■ What to work on: Read through the data and report every line in which the word "this" occurs.

■ Provided material:
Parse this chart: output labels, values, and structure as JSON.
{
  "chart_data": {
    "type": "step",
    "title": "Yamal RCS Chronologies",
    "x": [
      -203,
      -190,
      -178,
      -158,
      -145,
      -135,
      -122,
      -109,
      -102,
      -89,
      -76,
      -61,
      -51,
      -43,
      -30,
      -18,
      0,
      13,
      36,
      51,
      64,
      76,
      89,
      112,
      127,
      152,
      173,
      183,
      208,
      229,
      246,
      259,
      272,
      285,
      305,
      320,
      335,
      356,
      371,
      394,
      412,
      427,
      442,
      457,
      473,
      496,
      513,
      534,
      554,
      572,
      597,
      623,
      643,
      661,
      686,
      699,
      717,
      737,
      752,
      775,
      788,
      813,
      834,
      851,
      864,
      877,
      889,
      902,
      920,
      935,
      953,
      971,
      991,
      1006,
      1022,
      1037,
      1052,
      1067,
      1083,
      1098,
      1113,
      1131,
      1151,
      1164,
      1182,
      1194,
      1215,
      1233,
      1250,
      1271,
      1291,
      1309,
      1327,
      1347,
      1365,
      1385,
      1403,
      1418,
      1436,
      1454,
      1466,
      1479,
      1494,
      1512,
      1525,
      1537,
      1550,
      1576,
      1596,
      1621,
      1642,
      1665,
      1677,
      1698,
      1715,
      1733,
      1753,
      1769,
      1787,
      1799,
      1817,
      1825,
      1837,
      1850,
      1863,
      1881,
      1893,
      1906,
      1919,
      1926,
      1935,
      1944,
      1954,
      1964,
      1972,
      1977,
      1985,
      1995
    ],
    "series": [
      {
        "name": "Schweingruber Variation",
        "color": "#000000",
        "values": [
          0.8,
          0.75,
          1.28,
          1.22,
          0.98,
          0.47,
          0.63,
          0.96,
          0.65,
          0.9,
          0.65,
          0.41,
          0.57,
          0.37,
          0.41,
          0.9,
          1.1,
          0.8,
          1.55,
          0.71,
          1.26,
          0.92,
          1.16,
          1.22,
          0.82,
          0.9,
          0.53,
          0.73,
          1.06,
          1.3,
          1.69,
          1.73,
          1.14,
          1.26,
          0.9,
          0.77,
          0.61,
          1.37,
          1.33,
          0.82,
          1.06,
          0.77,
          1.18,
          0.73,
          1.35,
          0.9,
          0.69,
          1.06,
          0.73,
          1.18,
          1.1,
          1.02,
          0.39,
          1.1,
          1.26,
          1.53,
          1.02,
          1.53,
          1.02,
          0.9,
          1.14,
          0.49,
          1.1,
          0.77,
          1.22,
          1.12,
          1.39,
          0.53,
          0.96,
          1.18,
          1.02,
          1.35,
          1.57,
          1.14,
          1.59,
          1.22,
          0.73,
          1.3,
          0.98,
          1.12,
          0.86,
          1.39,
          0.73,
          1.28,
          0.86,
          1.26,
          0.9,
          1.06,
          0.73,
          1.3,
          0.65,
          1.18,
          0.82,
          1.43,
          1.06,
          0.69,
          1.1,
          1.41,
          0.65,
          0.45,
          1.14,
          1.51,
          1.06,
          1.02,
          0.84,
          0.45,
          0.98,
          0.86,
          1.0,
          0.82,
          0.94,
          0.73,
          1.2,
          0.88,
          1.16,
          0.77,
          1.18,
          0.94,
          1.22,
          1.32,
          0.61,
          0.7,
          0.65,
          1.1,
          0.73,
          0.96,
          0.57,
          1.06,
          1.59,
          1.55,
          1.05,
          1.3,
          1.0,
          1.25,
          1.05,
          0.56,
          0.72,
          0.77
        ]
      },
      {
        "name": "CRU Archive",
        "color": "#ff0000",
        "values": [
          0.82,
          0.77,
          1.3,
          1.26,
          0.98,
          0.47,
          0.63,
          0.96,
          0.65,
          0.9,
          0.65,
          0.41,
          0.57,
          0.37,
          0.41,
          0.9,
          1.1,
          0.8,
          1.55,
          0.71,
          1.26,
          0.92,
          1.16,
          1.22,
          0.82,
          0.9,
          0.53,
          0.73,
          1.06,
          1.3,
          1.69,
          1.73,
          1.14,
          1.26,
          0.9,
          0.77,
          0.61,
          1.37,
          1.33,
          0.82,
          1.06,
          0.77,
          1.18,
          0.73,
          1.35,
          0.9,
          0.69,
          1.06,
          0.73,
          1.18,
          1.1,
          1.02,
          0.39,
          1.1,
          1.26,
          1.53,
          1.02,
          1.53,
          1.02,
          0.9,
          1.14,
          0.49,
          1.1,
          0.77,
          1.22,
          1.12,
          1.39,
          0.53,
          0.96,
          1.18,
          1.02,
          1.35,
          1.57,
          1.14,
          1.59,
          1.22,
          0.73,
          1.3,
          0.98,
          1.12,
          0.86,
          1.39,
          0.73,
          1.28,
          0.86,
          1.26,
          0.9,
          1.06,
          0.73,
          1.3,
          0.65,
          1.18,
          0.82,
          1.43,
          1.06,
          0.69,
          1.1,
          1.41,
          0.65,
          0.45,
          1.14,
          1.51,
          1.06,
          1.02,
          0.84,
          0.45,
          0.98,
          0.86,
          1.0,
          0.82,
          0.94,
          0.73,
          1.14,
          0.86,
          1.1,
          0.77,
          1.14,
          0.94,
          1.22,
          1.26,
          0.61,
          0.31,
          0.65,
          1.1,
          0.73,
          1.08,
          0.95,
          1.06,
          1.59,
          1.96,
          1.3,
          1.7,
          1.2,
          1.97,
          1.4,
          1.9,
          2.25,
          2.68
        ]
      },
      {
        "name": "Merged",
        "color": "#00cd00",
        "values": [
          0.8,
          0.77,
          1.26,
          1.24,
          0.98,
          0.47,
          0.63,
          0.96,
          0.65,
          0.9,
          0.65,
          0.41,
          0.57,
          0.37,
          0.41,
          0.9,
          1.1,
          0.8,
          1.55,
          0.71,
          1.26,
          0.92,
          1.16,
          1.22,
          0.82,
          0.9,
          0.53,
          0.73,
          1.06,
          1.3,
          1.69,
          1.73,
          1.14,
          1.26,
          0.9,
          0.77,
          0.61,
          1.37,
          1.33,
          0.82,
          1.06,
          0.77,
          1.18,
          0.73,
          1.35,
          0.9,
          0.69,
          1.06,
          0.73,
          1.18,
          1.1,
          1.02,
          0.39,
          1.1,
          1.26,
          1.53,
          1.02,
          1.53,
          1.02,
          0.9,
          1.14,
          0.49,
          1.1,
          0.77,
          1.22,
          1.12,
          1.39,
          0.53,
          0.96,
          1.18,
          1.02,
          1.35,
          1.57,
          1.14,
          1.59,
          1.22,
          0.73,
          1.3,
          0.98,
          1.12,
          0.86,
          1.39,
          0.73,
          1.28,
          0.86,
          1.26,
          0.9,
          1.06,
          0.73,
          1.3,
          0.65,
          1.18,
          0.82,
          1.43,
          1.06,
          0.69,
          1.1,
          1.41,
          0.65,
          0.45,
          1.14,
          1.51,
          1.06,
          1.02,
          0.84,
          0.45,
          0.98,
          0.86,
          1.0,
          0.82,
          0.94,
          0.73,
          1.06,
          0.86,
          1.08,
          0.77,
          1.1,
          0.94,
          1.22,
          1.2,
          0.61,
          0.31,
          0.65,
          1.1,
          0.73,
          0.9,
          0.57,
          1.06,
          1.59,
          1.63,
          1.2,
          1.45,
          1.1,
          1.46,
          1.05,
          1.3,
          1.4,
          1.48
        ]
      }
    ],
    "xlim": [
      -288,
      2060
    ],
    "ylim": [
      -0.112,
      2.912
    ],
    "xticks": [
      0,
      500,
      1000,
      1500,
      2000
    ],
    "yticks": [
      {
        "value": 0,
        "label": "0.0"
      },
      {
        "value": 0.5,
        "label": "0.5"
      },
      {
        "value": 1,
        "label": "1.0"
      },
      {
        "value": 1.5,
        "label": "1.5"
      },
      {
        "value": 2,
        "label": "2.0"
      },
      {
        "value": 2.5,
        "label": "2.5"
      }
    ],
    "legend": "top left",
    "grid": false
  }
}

* * *

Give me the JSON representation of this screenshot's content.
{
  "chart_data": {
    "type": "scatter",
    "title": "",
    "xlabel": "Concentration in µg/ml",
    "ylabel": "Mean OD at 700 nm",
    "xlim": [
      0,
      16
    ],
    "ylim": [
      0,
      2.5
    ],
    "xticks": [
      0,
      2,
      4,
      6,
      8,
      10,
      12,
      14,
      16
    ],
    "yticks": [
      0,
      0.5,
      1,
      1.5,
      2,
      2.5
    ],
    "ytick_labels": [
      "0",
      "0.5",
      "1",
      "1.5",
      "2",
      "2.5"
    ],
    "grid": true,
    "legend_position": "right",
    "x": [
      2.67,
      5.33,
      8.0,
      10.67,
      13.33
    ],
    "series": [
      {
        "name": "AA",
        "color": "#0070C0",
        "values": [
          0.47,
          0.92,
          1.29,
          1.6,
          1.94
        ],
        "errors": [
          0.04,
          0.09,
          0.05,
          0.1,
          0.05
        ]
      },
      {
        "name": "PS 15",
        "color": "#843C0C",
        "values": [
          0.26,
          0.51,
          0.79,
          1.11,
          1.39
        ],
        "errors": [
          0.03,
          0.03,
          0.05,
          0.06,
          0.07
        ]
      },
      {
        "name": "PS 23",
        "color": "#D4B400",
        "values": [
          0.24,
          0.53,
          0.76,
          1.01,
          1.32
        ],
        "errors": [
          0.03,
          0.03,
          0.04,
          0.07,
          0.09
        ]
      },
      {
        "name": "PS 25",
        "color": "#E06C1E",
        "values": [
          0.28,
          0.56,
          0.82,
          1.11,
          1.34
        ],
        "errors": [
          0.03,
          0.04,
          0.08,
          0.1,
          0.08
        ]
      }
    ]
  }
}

==

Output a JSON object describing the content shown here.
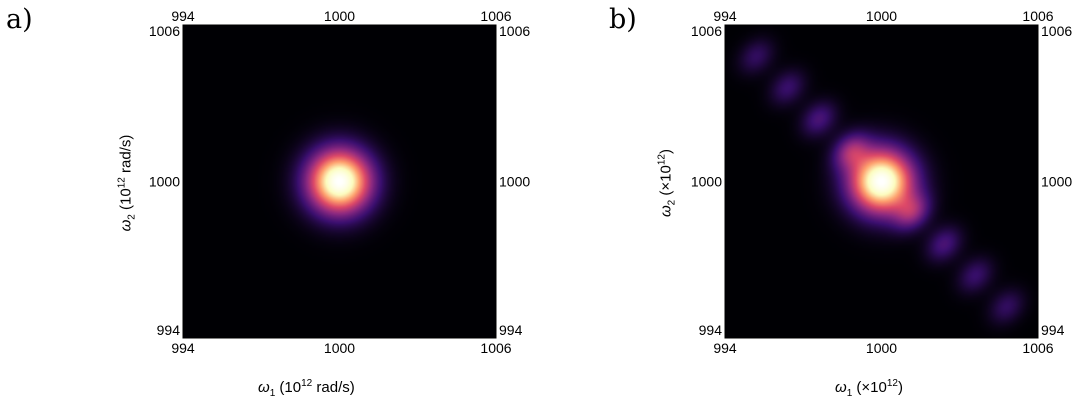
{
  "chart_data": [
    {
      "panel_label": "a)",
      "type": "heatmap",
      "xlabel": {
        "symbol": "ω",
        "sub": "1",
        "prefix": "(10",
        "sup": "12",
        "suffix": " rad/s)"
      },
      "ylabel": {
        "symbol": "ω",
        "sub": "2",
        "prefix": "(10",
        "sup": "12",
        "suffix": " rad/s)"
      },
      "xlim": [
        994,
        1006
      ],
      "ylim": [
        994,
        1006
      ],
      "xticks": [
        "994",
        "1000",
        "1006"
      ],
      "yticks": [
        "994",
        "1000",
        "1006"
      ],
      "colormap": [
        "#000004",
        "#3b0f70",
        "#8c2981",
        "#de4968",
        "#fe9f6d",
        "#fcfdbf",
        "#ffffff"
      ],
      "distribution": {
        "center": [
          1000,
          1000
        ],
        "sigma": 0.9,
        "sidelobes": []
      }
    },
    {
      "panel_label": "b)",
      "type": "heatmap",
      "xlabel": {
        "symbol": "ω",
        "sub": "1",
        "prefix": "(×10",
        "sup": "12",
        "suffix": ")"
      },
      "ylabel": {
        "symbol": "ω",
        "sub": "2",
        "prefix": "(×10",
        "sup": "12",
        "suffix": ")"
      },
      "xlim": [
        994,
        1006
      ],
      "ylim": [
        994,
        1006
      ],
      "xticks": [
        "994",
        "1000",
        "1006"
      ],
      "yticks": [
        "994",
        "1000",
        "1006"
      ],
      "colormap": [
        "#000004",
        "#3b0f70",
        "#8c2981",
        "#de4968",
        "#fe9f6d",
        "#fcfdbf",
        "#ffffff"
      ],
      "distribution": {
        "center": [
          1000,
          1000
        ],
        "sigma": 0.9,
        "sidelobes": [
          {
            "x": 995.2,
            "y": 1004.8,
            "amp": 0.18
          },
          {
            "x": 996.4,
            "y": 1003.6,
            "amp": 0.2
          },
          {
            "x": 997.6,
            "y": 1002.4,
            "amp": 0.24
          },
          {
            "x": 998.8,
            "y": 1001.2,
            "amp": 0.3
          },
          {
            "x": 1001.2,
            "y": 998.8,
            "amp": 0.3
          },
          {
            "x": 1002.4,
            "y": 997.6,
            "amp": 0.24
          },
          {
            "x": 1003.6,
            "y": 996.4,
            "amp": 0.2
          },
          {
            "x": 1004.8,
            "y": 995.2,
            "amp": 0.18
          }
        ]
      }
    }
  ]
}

■ Final result:
Parse this chart: output labels, values, and structure as JSON.
Give me the JSON representation of this screenshot's content.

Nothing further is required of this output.